▶ **What the exercise asks**: Review the listing and copy each line that holds the word "this".

Chart and figure data:

++++++++

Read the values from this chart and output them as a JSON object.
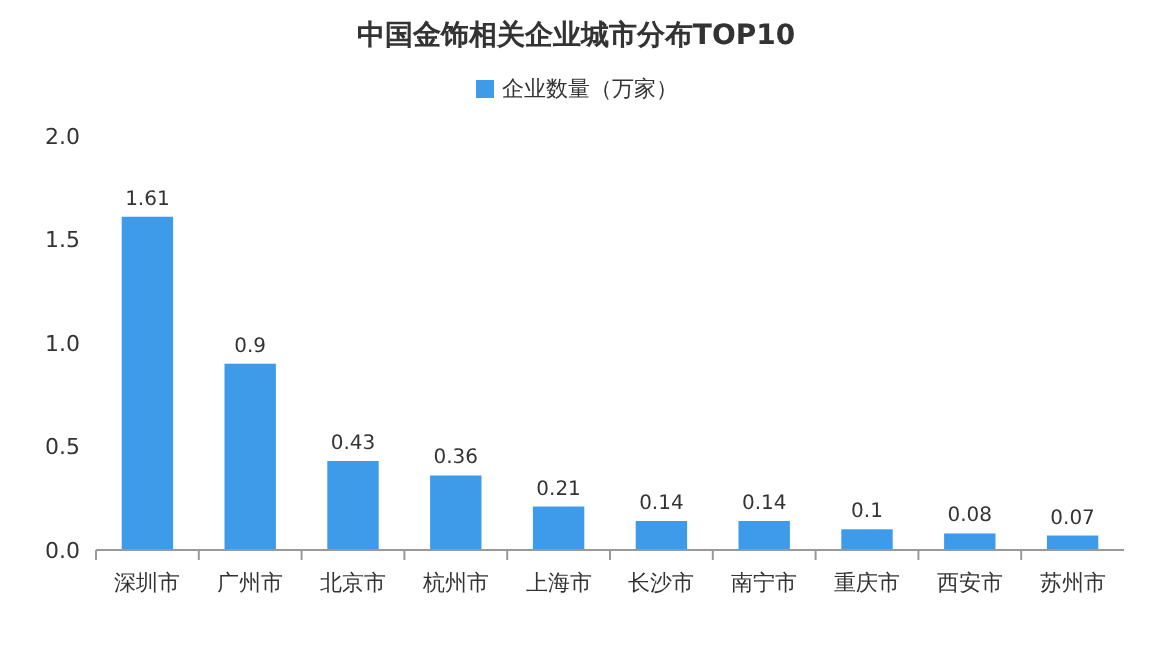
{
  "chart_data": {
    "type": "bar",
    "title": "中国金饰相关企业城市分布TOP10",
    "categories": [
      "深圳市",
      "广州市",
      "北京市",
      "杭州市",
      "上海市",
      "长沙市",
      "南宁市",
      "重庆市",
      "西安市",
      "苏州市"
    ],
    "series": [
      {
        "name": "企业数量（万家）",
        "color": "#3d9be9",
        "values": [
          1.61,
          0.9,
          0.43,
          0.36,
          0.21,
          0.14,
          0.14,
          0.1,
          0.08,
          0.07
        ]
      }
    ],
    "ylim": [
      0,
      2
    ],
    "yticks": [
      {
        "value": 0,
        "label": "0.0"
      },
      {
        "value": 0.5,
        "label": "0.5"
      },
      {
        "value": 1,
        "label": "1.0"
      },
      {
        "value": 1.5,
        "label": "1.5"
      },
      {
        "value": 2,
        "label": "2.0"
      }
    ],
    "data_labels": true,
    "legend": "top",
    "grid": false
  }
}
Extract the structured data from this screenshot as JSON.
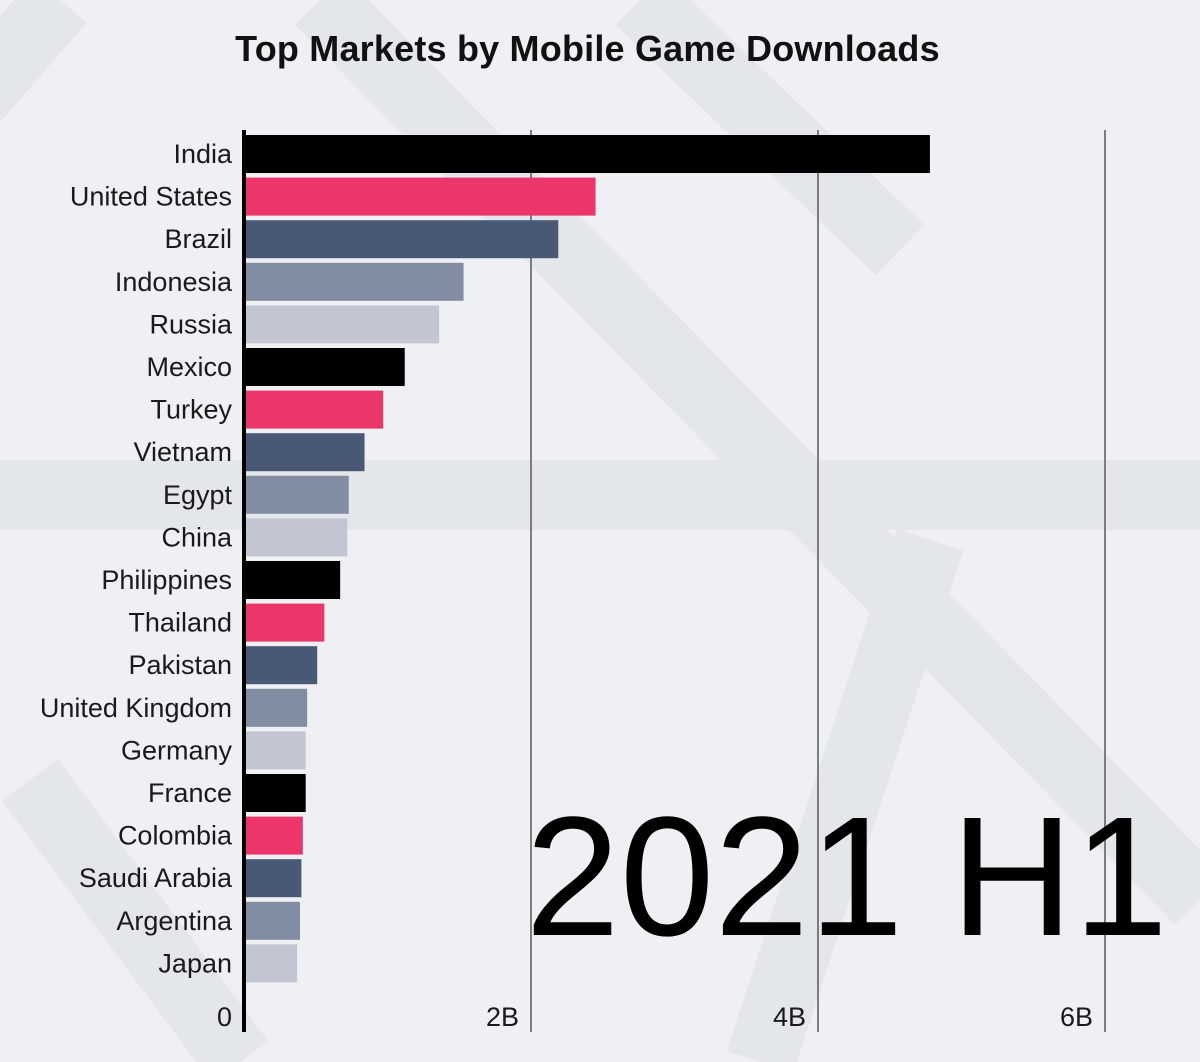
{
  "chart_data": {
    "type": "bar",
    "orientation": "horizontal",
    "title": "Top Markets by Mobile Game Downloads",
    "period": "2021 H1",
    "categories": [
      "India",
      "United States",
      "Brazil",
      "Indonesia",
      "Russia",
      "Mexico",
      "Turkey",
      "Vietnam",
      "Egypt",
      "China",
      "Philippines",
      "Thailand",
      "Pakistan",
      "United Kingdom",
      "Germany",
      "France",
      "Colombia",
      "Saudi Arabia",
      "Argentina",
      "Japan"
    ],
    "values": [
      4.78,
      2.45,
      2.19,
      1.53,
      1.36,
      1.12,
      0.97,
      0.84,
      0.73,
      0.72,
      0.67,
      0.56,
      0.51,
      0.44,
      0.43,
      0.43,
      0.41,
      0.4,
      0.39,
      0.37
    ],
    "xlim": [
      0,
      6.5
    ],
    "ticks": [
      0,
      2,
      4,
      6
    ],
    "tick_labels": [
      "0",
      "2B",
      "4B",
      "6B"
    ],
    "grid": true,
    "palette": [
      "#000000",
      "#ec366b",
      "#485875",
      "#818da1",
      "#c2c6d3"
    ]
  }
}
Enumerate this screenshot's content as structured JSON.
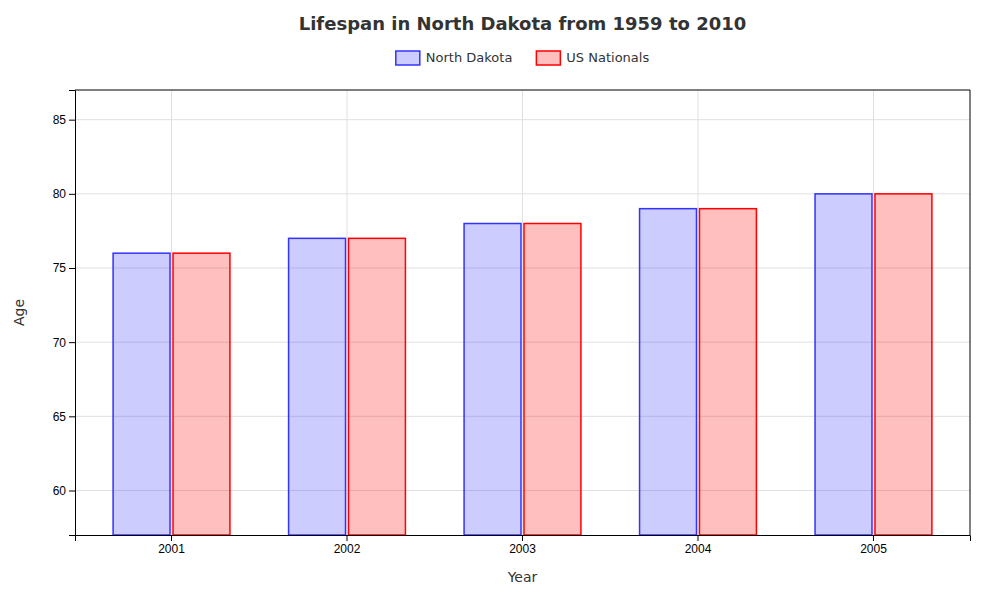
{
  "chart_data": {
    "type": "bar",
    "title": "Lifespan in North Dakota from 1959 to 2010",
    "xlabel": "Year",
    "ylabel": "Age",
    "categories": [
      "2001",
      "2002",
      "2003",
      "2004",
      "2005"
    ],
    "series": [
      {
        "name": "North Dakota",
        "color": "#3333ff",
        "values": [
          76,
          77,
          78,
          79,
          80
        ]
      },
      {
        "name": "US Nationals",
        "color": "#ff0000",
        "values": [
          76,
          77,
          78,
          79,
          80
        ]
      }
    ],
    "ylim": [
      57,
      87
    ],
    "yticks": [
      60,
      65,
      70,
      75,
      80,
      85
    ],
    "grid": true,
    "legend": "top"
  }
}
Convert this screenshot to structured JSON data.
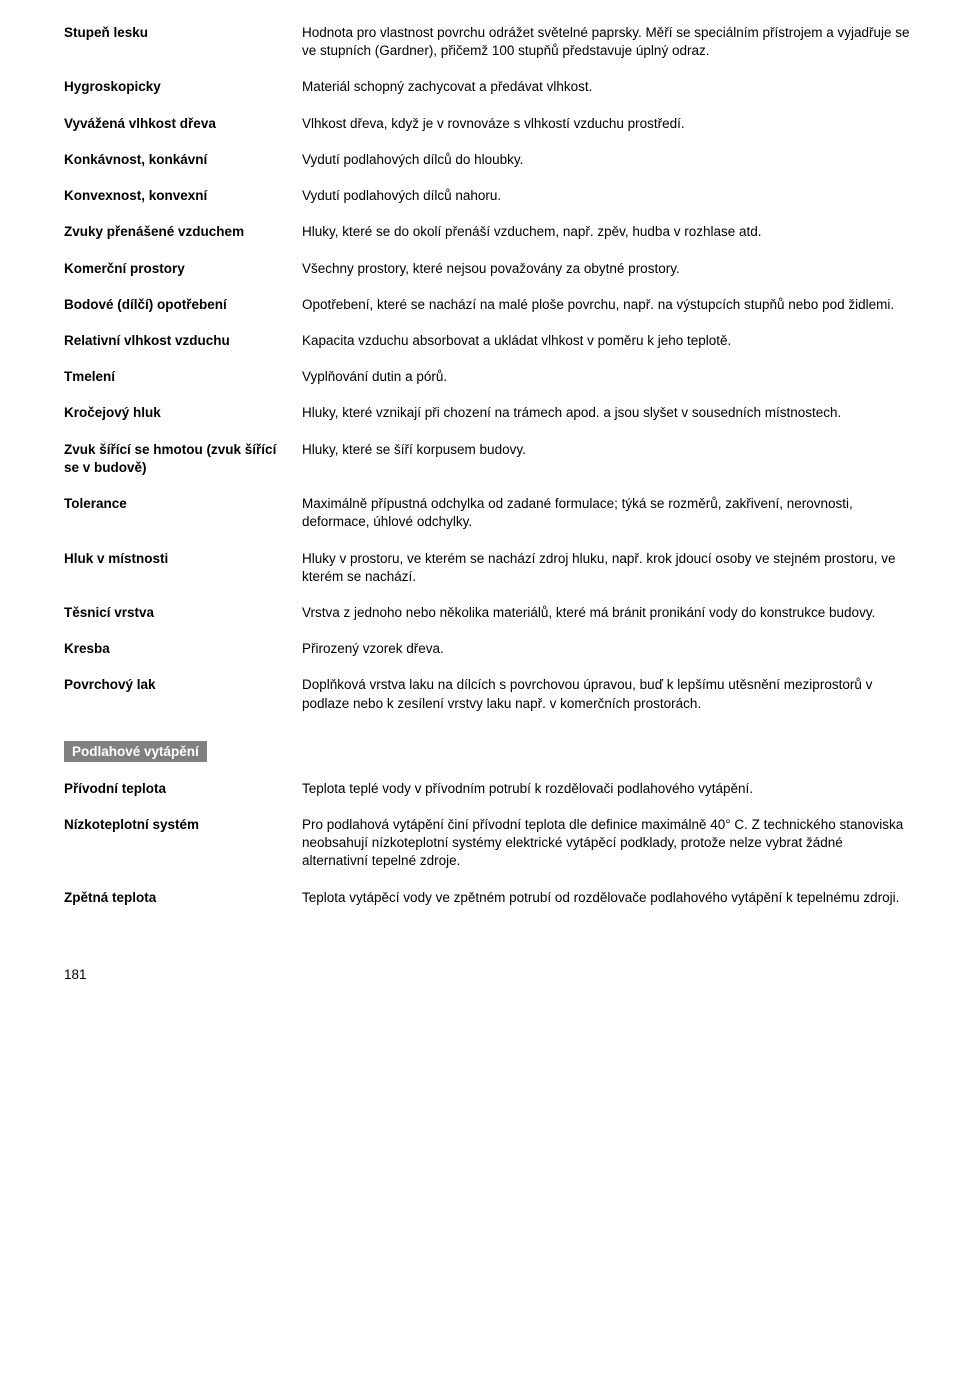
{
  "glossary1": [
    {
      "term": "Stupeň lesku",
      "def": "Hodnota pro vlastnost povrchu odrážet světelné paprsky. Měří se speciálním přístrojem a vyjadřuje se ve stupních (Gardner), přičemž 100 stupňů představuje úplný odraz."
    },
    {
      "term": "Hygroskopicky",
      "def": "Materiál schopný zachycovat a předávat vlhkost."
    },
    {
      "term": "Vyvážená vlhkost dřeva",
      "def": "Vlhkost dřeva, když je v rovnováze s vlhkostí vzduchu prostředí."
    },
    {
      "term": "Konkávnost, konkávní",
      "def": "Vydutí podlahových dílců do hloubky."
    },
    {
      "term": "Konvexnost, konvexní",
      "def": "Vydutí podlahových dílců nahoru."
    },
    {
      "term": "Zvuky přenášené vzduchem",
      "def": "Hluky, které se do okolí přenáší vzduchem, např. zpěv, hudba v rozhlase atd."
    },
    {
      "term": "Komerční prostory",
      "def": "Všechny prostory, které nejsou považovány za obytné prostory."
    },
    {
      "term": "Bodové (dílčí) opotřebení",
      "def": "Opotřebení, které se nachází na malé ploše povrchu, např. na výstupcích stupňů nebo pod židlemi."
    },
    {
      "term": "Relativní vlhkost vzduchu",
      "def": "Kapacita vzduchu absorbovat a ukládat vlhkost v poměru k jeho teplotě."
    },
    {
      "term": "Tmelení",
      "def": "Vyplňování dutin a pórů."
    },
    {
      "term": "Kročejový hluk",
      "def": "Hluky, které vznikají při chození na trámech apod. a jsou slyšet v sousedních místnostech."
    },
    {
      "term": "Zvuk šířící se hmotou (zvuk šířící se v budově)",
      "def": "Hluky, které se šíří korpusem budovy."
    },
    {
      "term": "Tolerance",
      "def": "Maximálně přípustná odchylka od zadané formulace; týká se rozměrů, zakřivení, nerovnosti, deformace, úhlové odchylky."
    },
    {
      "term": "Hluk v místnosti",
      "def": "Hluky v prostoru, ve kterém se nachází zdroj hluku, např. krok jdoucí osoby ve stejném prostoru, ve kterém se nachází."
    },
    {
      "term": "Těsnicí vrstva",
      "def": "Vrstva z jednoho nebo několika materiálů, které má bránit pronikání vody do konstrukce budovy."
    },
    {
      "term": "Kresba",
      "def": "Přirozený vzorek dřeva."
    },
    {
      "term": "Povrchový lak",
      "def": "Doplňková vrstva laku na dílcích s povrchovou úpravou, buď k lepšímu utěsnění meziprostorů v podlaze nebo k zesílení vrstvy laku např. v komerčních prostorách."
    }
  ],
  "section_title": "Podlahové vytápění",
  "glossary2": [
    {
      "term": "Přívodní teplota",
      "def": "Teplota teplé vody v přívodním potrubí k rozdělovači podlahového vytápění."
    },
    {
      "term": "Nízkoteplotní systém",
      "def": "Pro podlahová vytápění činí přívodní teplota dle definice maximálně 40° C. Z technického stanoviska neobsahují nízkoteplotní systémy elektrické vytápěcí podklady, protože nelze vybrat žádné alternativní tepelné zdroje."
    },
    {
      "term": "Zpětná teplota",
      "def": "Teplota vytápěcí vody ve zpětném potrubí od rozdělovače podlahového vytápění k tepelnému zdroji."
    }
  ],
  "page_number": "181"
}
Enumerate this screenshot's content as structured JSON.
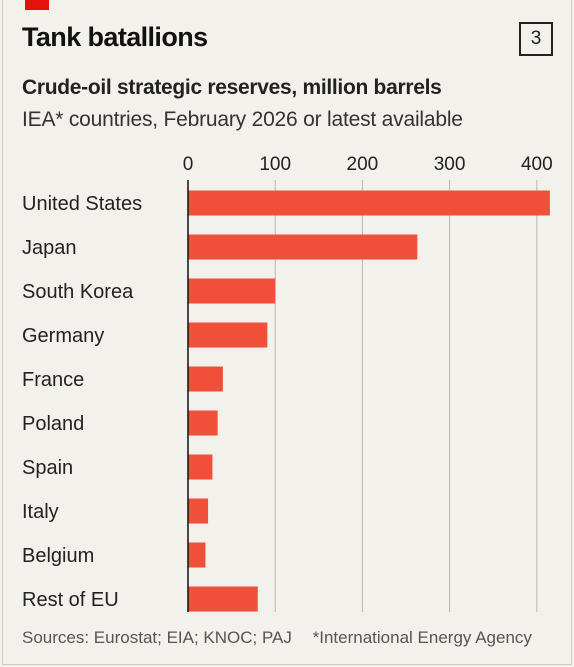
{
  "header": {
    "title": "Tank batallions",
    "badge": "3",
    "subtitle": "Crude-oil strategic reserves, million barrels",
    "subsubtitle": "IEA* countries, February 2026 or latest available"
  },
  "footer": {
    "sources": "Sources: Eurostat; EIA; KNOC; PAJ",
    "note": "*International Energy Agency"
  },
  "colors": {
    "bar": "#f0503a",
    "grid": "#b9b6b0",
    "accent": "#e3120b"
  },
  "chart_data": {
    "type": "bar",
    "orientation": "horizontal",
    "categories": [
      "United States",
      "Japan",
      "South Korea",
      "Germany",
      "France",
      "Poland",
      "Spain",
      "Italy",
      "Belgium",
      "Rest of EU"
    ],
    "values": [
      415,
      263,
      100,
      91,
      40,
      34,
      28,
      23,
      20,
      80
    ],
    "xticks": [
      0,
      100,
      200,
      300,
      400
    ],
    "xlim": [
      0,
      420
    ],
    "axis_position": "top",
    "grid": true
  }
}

++++++++

▶ **Task output**:
Read the values from this chart and output them as a JSON object.
Extract the structured data from this screenshot as JSON.
Enumerate this screenshot's content as structured JSON.
Convert this screenshot to structured JSON data.
Enumerate this screenshot's content as structured JSON.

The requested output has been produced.